Data:
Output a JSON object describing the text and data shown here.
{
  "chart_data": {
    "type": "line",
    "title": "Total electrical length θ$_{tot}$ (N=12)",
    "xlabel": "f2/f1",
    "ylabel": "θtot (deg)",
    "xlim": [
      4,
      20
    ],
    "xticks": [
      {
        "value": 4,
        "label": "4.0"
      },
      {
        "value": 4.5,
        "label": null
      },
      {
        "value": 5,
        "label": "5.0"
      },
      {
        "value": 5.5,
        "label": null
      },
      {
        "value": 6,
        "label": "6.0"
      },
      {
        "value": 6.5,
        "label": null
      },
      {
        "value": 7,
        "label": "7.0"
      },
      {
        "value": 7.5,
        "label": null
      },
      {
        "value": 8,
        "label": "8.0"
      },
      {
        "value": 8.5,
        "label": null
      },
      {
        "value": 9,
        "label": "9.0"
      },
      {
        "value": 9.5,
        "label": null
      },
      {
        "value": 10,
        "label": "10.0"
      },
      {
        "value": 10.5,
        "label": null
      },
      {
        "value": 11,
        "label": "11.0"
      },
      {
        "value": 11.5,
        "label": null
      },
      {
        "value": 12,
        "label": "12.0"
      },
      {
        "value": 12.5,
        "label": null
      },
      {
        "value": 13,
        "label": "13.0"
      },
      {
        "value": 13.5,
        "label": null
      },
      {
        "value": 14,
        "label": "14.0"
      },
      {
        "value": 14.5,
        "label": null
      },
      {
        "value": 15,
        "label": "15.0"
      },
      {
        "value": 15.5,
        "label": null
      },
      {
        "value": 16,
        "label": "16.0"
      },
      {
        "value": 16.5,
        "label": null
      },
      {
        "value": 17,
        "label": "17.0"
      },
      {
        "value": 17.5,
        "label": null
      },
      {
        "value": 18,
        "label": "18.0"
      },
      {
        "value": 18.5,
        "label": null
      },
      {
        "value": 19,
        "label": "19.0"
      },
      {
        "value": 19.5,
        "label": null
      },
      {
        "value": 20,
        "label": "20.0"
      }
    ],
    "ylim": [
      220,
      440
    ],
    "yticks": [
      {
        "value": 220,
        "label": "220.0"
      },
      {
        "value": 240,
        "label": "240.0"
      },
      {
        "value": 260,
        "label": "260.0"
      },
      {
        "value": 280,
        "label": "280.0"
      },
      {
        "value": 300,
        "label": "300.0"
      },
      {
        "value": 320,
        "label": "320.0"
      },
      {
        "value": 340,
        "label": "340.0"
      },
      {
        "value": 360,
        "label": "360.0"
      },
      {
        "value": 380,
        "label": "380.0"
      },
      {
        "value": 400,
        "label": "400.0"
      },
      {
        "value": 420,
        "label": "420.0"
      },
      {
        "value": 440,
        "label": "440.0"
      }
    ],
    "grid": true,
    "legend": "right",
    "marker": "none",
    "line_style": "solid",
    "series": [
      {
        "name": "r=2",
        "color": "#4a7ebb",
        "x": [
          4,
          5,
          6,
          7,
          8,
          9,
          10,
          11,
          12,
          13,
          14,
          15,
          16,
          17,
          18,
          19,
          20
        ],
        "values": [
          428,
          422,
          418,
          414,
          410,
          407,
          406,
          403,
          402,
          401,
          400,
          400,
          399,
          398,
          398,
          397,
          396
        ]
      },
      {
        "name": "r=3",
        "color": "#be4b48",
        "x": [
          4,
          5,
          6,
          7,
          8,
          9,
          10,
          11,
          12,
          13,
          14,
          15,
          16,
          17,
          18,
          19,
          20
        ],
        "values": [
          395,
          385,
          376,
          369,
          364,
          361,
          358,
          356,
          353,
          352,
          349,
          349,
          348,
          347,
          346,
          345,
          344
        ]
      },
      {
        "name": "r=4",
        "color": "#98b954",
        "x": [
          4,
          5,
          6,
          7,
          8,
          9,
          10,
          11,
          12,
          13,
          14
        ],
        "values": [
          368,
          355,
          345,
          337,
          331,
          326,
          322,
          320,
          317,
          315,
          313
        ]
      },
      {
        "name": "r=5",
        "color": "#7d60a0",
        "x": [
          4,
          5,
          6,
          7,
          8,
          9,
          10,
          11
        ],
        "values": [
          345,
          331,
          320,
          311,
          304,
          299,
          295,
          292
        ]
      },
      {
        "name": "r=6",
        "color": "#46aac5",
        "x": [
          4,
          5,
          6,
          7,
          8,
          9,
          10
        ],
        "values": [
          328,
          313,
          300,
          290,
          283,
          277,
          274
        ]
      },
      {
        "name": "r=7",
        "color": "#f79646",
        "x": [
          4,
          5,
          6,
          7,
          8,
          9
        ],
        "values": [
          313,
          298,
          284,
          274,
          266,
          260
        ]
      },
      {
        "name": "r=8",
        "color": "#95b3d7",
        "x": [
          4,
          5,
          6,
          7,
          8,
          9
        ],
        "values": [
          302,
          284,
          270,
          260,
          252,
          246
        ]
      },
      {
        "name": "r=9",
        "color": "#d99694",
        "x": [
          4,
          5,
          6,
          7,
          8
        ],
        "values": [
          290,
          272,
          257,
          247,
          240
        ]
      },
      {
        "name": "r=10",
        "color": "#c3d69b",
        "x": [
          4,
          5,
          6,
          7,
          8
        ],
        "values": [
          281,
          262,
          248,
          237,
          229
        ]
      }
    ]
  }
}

Exercise requirements: Take the lines above and retype all of them exactly.

Answer to this problem:
Output a JSON object describing the text and data shown here.
{
  "chart_data": {
    "type": "line",
    "title": "Total electrical length θ$_{tot}$ (N=12)",
    "xlabel": "f2/f1",
    "ylabel": "θtot (deg)",
    "xlim": [
      4,
      20
    ],
    "xticks": [
      {
        "value": 4,
        "label": "4.0"
      },
      {
        "value": 4.5,
        "label": null
      },
      {
        "value": 5,
        "label": "5.0"
      },
      {
        "value": 5.5,
        "label": null
      },
      {
        "value": 6,
        "label": "6.0"
      },
      {
        "value": 6.5,
        "label": null
      },
      {
        "value": 7,
        "label": "7.0"
      },
      {
        "value": 7.5,
        "label": null
      },
      {
        "value": 8,
        "label": "8.0"
      },
      {
        "value": 8.5,
        "label": null
      },
      {
        "value": 9,
        "label": "9.0"
      },
      {
        "value": 9.5,
        "label": null
      },
      {
        "value": 10,
        "label": "10.0"
      },
      {
        "value": 10.5,
        "label": null
      },
      {
        "value": 11,
        "label": "11.0"
      },
      {
        "value": 11.5,
        "label": null
      },
      {
        "value": 12,
        "label": "12.0"
      },
      {
        "value": 12.5,
        "label": null
      },
      {
        "value": 13,
        "label": "13.0"
      },
      {
        "value": 13.5,
        "label": null
      },
      {
        "value": 14,
        "label": "14.0"
      },
      {
        "value": 14.5,
        "label": null
      },
      {
        "value": 15,
        "label": "15.0"
      },
      {
        "value": 15.5,
        "label": null
      },
      {
        "value": 16,
        "label": "16.0"
      },
      {
        "value": 16.5,
        "label": null
      },
      {
        "value": 17,
        "label": "17.0"
      },
      {
        "value": 17.5,
        "label": null
      },
      {
        "value": 18,
        "label": "18.0"
      },
      {
        "value": 18.5,
        "label": null
      },
      {
        "value": 19,
        "label": "19.0"
      },
      {
        "value": 19.5,
        "label": null
      },
      {
        "value": 20,
        "label": "20.0"
      }
    ],
    "ylim": [
      220,
      440
    ],
    "yticks": [
      {
        "value": 220,
        "label": "220.0"
      },
      {
        "value": 240,
        "label": "240.0"
      },
      {
        "value": 260,
        "label": "260.0"
      },
      {
        "value": 280,
        "label": "280.0"
      },
      {
        "value": 300,
        "label": "300.0"
      },
      {
        "value": 320,
        "label": "320.0"
      },
      {
        "value": 340,
        "label": "340.0"
      },
      {
        "value": 360,
        "label": "360.0"
      },
      {
        "value": 380,
        "label": "380.0"
      },
      {
        "value": 400,
        "label": "400.0"
      },
      {
        "value": 420,
        "label": "420.0"
      },
      {
        "value": 440,
        "label": "440.0"
      }
    ],
    "grid": true,
    "legend": "right",
    "marker": "none",
    "line_style": "solid",
    "series": [
      {
        "name": "r=2",
        "color": "#4a7ebb",
        "x": [
          4,
          5,
          6,
          7,
          8,
          9,
          10,
          11,
          12,
          13,
          14,
          15,
          16,
          17,
          18,
          19,
          20
        ],
        "values": [
          428,
          422,
          418,
          414,
          410,
          407,
          406,
          403,
          402,
          401,
          400,
          400,
          399,
          398,
          398,
          397,
          396
        ]
      },
      {
        "name": "r=3",
        "color": "#be4b48",
        "x": [
          4,
          5,
          6,
          7,
          8,
          9,
          10,
          11,
          12,
          13,
          14,
          15,
          16,
          17,
          18,
          19,
          20
        ],
        "values": [
          395,
          385,
          376,
          369,
          364,
          361,
          358,
          356,
          353,
          352,
          349,
          349,
          348,
          347,
          346,
          345,
          344
        ]
      },
      {
        "name": "r=4",
        "color": "#98b954",
        "x": [
          4,
          5,
          6,
          7,
          8,
          9,
          10,
          11,
          12,
          13,
          14
        ],
        "values": [
          368,
          355,
          345,
          337,
          331,
          326,
          322,
          320,
          317,
          315,
          313
        ]
      },
      {
        "name": "r=5",
        "color": "#7d60a0",
        "x": [
          4,
          5,
          6,
          7,
          8,
          9,
          10,
          11
        ],
        "values": [
          345,
          331,
          320,
          311,
          304,
          299,
          295,
          292
        ]
      },
      {
        "name": "r=6",
        "color": "#46aac5",
        "x": [
          4,
          5,
          6,
          7,
          8,
          9,
          10
        ],
        "values": [
          328,
          313,
          300,
          290,
          283,
          277,
          274
        ]
      },
      {
        "name": "r=7",
        "color": "#f79646",
        "x": [
          4,
          5,
          6,
          7,
          8,
          9
        ],
        "values": [
          313,
          298,
          284,
          274,
          266,
          260
        ]
      },
      {
        "name": "r=8",
        "color": "#95b3d7",
        "x": [
          4,
          5,
          6,
          7,
          8,
          9
        ],
        "values": [
          302,
          284,
          270,
          260,
          252,
          246
        ]
      },
      {
        "name": "r=9",
        "color": "#d99694",
        "x": [
          4,
          5,
          6,
          7,
          8
        ],
        "values": [
          290,
          272,
          257,
          247,
          240
        ]
      },
      {
        "name": "r=10",
        "color": "#c3d69b",
        "x": [
          4,
          5,
          6,
          7,
          8
        ],
        "values": [
          281,
          262,
          248,
          237,
          229
        ]
      }
    ]
  }
}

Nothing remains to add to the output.